**AIM OF THE TASK**
Where a line contains the string "structured", copy that line.

**EXTRACTED MATERIAL**
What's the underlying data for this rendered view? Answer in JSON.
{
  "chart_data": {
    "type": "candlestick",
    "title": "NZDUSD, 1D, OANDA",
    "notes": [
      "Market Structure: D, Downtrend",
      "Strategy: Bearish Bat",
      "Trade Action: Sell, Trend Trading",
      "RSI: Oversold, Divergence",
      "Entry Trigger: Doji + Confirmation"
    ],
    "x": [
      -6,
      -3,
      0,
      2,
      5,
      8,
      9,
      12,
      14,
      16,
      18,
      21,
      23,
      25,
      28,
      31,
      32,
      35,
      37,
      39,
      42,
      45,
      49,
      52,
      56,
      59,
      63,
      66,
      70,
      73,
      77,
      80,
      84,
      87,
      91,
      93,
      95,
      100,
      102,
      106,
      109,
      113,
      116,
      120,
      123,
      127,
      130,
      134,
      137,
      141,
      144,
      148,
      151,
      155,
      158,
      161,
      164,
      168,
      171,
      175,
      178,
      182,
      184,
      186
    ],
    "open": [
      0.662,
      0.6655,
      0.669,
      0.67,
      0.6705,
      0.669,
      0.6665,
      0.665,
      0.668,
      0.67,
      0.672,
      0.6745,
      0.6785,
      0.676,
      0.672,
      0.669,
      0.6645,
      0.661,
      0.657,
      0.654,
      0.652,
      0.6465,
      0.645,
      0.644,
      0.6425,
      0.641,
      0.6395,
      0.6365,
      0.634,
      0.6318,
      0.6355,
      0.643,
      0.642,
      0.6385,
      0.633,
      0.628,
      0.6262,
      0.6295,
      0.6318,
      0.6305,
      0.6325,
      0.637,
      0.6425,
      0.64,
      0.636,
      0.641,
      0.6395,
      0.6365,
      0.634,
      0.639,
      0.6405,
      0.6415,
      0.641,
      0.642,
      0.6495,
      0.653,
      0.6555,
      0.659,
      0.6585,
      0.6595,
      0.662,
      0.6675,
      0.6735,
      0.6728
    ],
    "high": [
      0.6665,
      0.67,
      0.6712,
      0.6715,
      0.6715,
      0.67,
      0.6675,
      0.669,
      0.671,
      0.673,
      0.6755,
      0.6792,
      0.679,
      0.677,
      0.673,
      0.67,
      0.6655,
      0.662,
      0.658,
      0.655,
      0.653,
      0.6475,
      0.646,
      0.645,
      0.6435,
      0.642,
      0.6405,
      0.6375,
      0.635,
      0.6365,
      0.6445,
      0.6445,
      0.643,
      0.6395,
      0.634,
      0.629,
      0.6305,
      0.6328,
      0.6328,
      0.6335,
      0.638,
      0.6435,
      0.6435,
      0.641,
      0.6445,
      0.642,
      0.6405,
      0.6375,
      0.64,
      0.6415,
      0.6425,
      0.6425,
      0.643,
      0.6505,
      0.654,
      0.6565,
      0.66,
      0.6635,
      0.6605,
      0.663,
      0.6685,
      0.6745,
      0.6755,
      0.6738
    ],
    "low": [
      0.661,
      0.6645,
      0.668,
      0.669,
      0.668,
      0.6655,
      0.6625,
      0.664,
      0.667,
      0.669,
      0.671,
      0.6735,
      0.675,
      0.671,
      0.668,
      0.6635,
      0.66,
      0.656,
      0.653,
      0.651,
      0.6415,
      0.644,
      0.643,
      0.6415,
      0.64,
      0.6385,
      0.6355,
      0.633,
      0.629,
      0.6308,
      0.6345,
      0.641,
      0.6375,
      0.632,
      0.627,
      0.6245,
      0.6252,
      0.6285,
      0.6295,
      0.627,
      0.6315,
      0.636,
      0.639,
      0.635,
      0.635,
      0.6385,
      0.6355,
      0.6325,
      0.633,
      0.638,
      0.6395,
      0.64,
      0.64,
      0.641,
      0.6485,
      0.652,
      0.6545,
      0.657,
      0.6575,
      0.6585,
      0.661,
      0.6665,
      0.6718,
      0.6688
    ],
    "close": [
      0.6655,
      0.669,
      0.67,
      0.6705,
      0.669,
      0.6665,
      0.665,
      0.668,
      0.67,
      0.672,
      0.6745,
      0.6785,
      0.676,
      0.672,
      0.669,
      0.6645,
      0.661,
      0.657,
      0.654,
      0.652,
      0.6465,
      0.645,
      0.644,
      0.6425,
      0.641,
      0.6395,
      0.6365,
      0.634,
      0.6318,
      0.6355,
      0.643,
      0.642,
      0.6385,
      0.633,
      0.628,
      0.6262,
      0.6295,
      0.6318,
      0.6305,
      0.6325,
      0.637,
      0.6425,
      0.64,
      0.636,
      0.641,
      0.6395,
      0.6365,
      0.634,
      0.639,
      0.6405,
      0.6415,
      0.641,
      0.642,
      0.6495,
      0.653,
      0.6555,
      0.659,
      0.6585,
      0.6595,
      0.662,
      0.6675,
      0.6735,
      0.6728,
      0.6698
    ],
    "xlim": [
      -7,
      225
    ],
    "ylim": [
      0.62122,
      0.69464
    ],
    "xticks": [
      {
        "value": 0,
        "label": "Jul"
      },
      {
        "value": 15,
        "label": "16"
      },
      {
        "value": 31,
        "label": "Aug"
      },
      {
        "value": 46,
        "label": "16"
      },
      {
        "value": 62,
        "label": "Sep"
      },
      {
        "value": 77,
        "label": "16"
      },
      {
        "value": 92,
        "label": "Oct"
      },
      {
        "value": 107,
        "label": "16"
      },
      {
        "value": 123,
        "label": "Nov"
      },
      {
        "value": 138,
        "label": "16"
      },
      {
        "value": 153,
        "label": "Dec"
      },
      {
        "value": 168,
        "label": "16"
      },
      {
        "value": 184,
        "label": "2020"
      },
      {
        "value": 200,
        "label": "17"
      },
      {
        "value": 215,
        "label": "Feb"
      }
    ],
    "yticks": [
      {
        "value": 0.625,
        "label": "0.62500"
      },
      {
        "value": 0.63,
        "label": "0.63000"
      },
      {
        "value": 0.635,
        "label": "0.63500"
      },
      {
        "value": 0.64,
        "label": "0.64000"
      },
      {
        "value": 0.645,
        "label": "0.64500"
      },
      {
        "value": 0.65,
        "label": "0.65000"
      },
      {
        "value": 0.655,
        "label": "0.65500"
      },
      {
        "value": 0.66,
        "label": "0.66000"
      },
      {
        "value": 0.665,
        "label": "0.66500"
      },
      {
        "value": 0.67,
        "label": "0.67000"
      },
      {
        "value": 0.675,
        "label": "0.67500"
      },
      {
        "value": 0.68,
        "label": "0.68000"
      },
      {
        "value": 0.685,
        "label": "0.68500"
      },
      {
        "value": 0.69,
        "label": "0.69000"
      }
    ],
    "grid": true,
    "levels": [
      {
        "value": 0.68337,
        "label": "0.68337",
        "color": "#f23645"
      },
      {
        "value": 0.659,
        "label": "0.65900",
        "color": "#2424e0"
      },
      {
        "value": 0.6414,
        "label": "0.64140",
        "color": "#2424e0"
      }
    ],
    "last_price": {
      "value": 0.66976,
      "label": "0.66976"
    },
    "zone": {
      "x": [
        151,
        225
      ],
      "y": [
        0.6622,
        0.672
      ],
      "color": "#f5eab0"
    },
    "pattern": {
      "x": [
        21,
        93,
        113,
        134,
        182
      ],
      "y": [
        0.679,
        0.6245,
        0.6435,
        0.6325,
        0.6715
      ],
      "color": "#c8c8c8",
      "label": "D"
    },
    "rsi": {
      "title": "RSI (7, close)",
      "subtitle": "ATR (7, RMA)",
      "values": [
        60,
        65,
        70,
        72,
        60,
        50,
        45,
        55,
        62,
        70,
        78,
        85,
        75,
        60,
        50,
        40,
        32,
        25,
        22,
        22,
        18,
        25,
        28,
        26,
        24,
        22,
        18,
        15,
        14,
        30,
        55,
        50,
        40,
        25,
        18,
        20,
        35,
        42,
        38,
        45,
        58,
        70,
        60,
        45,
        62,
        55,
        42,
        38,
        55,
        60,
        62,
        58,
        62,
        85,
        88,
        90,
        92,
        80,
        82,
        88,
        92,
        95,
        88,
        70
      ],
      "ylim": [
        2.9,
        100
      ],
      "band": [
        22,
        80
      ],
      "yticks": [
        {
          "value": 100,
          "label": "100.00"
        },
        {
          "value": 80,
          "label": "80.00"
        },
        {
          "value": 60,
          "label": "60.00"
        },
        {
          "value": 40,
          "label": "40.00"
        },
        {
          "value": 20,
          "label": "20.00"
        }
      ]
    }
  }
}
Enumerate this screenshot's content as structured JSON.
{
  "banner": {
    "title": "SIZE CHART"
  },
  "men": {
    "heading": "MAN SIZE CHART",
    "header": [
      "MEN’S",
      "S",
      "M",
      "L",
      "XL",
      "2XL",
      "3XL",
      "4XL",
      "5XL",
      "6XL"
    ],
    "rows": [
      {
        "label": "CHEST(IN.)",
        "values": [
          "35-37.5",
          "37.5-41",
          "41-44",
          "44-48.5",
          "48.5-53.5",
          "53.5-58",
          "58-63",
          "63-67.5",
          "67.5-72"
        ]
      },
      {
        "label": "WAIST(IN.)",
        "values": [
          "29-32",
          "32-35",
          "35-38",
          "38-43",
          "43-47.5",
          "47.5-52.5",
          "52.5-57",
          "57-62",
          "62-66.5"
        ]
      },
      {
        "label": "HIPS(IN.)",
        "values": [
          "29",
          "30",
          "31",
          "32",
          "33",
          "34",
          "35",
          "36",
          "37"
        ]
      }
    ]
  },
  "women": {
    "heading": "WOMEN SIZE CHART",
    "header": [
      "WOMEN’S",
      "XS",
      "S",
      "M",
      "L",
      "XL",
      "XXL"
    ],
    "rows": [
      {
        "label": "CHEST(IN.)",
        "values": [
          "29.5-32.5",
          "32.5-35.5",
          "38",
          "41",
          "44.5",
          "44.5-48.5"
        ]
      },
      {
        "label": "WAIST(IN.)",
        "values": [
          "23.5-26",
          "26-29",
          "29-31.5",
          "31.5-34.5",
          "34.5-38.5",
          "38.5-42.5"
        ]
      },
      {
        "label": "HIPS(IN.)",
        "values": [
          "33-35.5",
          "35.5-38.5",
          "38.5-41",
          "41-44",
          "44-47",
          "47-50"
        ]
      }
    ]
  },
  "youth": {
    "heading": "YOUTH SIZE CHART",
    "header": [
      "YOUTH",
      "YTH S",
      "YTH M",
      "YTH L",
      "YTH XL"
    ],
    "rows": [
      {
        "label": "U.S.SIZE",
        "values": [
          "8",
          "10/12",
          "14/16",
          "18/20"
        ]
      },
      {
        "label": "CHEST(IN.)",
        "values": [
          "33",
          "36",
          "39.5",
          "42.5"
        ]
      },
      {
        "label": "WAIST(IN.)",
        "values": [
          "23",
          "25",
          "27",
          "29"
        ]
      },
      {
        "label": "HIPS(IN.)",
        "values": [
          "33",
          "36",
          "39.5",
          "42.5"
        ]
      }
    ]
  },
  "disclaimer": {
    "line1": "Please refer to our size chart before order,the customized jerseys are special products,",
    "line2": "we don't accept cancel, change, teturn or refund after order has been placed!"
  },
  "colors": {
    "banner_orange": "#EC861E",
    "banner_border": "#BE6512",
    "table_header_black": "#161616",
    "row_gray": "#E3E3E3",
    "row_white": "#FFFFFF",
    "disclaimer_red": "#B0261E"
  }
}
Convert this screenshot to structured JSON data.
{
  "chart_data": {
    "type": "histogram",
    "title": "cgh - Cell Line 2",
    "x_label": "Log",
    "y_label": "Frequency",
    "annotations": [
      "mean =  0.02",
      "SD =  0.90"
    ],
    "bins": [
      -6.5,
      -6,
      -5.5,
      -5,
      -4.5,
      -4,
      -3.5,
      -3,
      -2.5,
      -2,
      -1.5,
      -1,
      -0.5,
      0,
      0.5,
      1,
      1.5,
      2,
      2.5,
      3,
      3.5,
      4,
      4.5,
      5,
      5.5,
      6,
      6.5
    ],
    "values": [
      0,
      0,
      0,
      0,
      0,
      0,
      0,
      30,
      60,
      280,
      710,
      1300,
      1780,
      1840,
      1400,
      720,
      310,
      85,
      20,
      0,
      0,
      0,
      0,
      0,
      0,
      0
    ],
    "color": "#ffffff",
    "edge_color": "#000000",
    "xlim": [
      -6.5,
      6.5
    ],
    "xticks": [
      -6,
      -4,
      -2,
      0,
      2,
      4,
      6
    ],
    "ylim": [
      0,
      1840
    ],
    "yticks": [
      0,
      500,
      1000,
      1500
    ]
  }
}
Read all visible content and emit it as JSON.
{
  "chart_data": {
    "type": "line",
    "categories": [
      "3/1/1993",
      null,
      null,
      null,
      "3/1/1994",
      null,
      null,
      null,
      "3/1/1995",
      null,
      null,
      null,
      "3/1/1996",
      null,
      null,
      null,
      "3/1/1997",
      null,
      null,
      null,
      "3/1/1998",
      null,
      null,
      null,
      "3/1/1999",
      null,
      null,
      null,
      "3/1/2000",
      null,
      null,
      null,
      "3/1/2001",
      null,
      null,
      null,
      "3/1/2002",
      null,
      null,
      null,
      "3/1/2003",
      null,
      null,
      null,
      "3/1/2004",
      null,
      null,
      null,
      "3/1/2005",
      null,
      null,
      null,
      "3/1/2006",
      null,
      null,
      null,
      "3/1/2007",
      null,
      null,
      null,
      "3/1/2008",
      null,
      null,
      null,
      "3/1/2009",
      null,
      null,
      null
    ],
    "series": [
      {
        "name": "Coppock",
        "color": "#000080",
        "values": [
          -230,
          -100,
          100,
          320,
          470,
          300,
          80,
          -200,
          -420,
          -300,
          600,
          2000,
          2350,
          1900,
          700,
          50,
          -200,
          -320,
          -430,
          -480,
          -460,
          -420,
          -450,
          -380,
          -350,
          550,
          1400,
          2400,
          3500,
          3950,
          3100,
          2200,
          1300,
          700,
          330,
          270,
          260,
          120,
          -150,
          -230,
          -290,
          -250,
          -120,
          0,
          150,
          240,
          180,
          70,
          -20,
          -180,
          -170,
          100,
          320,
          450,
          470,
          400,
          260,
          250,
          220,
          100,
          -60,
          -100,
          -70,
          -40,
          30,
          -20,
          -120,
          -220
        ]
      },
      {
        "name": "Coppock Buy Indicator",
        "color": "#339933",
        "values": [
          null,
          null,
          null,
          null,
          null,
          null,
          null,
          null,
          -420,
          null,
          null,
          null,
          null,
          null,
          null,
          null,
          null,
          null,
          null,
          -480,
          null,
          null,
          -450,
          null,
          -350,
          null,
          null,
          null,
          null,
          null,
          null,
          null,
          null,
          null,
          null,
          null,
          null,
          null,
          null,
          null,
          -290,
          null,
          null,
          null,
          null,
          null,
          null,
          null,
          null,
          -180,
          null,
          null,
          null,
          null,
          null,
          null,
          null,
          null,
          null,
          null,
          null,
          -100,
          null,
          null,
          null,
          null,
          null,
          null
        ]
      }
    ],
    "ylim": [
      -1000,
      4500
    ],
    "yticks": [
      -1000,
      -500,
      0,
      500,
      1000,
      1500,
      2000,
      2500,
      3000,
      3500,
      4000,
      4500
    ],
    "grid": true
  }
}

**PROBLEM SOLUTION**
Enumerate this screenshot's content as structured JSON.
Convert this screenshot to structured JSON data.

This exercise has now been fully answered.